* Exercise data:
## BEGIN

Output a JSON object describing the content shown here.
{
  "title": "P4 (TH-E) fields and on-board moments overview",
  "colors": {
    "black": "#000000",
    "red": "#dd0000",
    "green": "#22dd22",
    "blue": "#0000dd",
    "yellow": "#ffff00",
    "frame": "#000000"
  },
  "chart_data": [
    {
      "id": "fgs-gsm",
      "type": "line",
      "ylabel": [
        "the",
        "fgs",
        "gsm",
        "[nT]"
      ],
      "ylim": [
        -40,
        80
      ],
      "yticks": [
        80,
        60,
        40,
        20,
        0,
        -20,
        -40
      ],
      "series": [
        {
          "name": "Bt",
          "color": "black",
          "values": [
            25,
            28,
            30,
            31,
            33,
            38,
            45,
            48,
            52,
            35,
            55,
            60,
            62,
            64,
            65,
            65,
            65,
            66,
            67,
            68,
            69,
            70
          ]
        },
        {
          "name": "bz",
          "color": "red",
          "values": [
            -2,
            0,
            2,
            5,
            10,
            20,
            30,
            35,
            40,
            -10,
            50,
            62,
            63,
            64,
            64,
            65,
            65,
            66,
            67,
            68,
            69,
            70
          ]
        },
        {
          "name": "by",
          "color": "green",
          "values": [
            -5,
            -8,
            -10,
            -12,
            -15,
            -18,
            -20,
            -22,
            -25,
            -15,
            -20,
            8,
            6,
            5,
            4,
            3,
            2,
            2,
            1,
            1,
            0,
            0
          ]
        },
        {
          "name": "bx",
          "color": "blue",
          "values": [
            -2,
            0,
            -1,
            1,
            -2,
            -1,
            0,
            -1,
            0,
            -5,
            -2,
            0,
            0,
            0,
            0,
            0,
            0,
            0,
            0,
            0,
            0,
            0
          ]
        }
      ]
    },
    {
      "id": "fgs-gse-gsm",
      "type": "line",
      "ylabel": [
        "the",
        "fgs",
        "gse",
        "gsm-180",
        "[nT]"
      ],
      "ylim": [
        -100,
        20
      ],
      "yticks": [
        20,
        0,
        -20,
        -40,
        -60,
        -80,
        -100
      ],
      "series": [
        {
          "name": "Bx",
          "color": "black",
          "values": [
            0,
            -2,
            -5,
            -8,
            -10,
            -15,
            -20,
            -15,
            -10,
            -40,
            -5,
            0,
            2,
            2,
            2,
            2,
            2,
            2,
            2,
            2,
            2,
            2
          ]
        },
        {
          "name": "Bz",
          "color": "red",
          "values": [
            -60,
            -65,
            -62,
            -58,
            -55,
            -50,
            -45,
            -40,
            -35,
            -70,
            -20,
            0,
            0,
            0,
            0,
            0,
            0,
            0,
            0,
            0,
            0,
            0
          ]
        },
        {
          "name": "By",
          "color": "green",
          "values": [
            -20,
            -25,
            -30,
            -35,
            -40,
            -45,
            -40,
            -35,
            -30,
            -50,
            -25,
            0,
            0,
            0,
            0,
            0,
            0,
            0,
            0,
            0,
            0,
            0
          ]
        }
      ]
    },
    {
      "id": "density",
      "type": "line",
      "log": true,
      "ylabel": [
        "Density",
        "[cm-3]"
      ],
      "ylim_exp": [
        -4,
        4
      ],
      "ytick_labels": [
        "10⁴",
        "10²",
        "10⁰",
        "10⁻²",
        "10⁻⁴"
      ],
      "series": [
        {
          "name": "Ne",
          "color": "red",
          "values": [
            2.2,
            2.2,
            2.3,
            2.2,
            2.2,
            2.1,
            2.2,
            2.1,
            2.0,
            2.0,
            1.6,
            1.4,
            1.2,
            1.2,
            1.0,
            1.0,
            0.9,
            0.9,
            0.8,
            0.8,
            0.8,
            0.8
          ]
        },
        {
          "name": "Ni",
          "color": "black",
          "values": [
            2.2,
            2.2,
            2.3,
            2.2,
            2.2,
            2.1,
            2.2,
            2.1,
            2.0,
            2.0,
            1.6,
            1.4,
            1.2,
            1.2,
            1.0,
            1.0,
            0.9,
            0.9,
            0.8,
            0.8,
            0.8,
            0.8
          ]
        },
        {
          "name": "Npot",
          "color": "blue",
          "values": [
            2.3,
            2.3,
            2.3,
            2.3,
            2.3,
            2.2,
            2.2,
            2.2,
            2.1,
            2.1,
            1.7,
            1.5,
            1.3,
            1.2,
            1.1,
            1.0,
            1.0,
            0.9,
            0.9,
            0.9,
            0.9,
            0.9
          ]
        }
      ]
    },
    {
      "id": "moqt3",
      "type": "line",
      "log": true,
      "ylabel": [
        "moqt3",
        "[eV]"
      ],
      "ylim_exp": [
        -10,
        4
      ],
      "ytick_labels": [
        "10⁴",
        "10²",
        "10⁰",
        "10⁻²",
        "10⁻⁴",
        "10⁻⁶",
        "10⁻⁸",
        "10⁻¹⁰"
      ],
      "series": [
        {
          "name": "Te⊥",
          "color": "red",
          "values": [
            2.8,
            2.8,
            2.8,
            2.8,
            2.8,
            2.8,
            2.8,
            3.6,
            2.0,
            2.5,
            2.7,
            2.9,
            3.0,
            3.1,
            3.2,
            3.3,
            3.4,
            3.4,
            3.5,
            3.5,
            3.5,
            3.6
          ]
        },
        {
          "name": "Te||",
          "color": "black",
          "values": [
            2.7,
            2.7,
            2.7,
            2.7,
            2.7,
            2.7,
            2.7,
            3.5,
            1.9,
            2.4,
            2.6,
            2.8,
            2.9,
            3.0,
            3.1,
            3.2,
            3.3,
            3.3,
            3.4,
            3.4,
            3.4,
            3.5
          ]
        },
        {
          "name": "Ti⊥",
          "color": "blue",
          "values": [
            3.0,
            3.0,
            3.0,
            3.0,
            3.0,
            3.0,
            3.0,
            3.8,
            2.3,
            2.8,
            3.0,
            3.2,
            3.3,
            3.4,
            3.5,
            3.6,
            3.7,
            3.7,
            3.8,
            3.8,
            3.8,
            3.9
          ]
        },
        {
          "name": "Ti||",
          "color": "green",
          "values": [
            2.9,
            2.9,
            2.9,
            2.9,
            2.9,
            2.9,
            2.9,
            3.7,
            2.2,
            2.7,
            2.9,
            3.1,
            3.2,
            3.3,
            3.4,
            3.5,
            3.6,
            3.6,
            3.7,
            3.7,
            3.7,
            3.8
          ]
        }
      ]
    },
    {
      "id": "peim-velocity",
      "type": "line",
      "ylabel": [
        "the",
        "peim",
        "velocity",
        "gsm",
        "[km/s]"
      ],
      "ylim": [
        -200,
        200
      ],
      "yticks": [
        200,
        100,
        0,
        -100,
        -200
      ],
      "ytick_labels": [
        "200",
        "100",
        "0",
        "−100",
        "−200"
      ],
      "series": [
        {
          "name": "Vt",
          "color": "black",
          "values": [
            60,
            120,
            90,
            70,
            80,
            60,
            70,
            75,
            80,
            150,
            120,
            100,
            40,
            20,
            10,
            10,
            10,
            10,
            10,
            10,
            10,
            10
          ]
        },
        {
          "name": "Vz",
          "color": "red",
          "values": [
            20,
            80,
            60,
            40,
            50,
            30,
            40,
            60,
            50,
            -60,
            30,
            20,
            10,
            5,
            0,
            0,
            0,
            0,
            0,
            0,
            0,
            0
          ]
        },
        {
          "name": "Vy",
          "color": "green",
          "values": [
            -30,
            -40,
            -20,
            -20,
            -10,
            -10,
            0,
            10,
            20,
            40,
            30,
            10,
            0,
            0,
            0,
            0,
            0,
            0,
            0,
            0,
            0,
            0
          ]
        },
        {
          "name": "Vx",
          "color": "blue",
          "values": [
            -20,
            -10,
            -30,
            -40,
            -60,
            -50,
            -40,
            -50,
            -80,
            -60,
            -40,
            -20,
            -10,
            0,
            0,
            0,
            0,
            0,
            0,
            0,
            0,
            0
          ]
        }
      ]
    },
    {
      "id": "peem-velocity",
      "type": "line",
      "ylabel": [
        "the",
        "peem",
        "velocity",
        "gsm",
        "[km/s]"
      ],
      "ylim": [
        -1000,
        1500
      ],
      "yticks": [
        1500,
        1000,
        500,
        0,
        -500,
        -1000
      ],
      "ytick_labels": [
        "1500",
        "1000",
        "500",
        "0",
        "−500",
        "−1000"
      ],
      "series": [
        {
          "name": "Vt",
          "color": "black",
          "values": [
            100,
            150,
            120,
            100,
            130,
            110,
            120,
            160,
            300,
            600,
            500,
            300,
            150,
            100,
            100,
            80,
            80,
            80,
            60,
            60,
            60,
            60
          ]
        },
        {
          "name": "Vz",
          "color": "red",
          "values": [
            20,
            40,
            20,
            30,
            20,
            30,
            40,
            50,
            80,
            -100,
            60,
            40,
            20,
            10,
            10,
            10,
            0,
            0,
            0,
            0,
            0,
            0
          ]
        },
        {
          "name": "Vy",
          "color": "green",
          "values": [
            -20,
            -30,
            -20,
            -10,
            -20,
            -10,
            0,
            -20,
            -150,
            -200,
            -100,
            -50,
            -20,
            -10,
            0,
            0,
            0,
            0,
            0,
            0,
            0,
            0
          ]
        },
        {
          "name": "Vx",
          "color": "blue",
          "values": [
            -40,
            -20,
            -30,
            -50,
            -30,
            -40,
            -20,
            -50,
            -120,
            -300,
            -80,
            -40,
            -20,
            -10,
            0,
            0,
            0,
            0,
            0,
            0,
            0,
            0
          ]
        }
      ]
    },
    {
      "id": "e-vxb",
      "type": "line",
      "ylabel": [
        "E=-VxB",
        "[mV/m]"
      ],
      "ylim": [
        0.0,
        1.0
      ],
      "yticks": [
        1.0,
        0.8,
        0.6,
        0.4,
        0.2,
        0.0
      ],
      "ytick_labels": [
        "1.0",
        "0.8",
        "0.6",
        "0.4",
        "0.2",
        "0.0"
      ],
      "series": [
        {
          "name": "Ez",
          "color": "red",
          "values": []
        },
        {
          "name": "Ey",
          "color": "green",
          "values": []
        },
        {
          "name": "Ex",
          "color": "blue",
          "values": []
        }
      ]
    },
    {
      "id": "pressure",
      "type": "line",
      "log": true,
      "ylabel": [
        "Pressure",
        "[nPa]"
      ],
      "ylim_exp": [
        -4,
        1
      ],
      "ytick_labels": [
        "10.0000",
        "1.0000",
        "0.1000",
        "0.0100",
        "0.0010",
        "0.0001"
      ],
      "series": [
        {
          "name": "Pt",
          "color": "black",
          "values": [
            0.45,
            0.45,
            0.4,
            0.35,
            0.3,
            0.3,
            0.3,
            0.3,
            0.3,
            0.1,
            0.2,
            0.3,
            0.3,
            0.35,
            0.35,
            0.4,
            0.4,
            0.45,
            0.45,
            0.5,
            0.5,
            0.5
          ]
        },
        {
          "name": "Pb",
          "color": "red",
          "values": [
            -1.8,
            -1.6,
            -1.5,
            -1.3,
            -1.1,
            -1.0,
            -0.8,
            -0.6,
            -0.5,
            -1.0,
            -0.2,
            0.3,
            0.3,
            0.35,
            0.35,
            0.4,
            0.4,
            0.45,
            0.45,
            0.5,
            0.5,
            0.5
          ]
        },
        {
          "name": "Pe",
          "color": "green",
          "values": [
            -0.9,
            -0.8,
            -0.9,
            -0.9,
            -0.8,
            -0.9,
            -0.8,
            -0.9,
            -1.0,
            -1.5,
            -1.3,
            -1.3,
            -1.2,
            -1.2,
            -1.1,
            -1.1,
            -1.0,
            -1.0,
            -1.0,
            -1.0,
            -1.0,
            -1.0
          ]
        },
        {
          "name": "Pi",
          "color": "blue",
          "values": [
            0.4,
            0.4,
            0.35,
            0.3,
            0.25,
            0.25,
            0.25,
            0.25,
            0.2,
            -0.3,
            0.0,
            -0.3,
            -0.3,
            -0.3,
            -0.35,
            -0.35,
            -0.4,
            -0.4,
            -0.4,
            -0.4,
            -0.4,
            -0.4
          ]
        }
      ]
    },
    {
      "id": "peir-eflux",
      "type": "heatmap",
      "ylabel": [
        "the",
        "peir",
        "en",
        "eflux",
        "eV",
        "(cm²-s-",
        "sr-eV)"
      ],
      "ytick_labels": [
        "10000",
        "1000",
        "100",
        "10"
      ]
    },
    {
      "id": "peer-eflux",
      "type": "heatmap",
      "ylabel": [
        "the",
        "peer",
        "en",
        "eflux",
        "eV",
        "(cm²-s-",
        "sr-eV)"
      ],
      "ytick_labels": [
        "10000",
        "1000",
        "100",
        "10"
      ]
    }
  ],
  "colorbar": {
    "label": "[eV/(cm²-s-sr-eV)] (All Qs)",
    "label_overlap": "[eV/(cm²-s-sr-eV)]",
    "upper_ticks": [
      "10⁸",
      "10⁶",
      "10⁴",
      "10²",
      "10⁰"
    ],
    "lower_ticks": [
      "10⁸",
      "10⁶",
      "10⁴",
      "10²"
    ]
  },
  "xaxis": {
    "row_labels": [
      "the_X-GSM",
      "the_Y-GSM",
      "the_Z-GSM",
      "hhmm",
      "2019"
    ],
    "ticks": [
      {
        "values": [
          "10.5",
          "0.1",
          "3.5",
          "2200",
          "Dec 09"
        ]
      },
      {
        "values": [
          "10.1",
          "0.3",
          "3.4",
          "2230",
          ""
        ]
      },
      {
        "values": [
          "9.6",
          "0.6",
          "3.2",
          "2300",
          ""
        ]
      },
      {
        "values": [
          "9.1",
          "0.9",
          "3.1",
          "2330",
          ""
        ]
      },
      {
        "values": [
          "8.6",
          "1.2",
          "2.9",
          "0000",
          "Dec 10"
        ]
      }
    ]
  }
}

## END

* Objective:
Which lines contain "velocity"? Copy each of them out.

* Correct output:
      "id": "peim-velocity",
        "velocity",
      "id": "peem-velocity",
        "velocity",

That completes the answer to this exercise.